----- SOURCE TEXT -----

The dying of democracy and why it matters.

Less than 5% of the world’s population now lives in a full democracy. A third live under authoritarian governments. Over half the nations in the world are experiencing significant democratic decline. That’s according to the latest edition of the ‘Democracy Index’, published in January.

It’s a far cry from the optimism that followed the ‘Autumn of Nations’ at the end of the Cold War, when a wave of revolutions swept away the repressive governments of the former Eastern Bloc. Liberal democracy was on a seemingly unstoppable march, and the dictators were on the run: a moment some historians opined as ‘the end of history’, as the whole world converged on this democratic ideal.  Unfortunately, history had other plans.

Having reached its peak in the 1990s, the advance of democracy stuttered, before shifting into reverse gear – hitting the accelerator pedal with the financial crisis of 2008. And even as the global economy recovered and returned to growth, this ‘democratic recession’ has continued with frightening pace.

By now we’re all pretty familiar with the most obvious culprits. Russia’s nascent democracy was strangled at birth by Vladimir Putin’s macho authoritarianism. Turkey – once a Middle Eastern success story – has slipped towards becoming a modern-day sultanate as Recep Erdoğan consolidates his power. The rest of the Middle East, briefly flirting with democracy in the wake of the Arab Spring revolutions, has slipped back into dictatorship, repression, and in many places – civil war. China has never been a democracy, but it has shifted back in the direction of deeper authoritarianism under the reign of the autocratic Xi Jinping.

-----

EXERCISE TASKS:
A - Please reproduce the part of the article on democratic decline between "The dying of" and "published in January.", inclusive.
B - According to the article on democratic decline, what share of the world's population lives under authoritarian governments?

----- MATERIAL -----

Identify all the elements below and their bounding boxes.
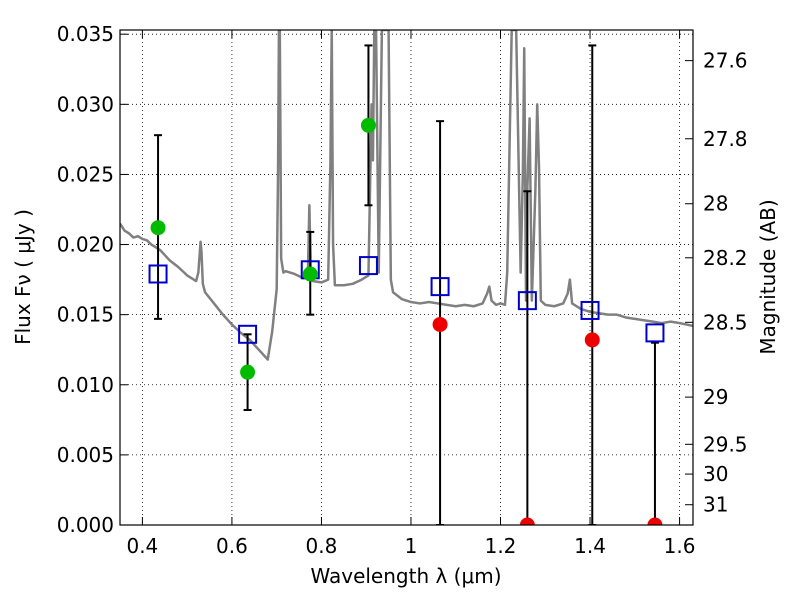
y-tick-label: 0.030: [57, 92, 114, 116]
x-tick-label: 1.2: [485, 534, 517, 558]
y-tick-label: 0.035: [57, 22, 114, 46]
plot-area: [120, 30, 693, 525]
right-axis-label: Magnitude (AB): [756, 199, 780, 354]
upper-limit-point: [432, 316, 448, 332]
magnitude-tick-label: 27.8: [703, 127, 748, 151]
y-tick-labels: 0.000 0.005 0.010 0.015 0.020 0.025 0.030 0.035: [57, 22, 114, 537]
magnitude-tick-label: 31: [703, 493, 728, 517]
x-axis-label: Wavelength λ (μm): [310, 564, 501, 588]
plot-background: [120, 30, 693, 525]
x-tick-labels: 0.4 0.6 0.8 1 1.2 1.4 1.6: [126, 534, 695, 558]
model-flux-square: [238, 324, 258, 344]
magnitude-tick-label: 29.5: [703, 432, 748, 456]
detection-point: [150, 220, 166, 236]
x-tick-label: 0.8: [306, 534, 338, 558]
x-tick-label: 0.4: [126, 534, 158, 558]
model-flux-square: [517, 291, 537, 311]
model-flux-square: [148, 264, 168, 284]
magnitude-tick-label: 29: [703, 385, 728, 409]
model-flux-square: [358, 256, 378, 276]
detection-point: [302, 266, 318, 282]
magnitude-tick-label: 28.5: [703, 310, 748, 334]
y-tick-label: 0.020: [57, 233, 114, 257]
y-axis-label: Flux Fν ( μJy ): [11, 209, 35, 345]
x-tick-label: 0.6: [216, 534, 248, 558]
y-tick-label: 0.000: [57, 513, 114, 537]
plot-frame: [119, 29, 694, 526]
upper-limit-point: [647, 517, 663, 525]
magnitude-tick-label: 28.2: [703, 246, 748, 270]
magnitude-tick-label: 30: [703, 462, 728, 486]
detection-point: [240, 364, 256, 380]
y-tick-label: 0.010: [57, 373, 114, 397]
magnitude-tick-label: 28: [703, 192, 728, 216]
magnitude-tick-labels: 27.6 27.8 28 28.2 28.5 29 29.5 30 31: [703, 49, 748, 517]
template-spectrum-line: [120, 30, 693, 361]
detection-point: [360, 117, 376, 133]
x-tick-label: 1: [405, 534, 418, 558]
observed-flux-points: [150, 117, 663, 525]
y-tick-label: 0.025: [57, 162, 114, 186]
upper-limit-point: [584, 332, 600, 348]
magnitude-tick-label: 27.6: [703, 49, 748, 73]
model-flux-squares: [148, 256, 665, 344]
y-tick-label: 0.005: [57, 443, 114, 467]
axis-ticks: [120, 30, 693, 526]
model-flux-square: [580, 300, 600, 320]
y-tick-label: 0.015: [57, 303, 114, 327]
upper-limit-point: [519, 517, 535, 525]
x-tick-label: 1.4: [574, 534, 606, 558]
model-flux-square: [645, 323, 665, 343]
x-tick-label: 1.6: [664, 534, 696, 558]
grid-lines: [120, 30, 693, 526]
model-flux-square: [430, 277, 450, 297]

-----

TASK-BY-TASK OUTPUTS:
A -
The dying of democracy and why it matters.

Less than 5% of the world’s population now lives in a full democracy. A third live under authoritarian governments. Over half the nations in the world are experiencing significant democratic decline. That’s according to the latest edition of the ‘Democracy Index’, published in January.

B - A third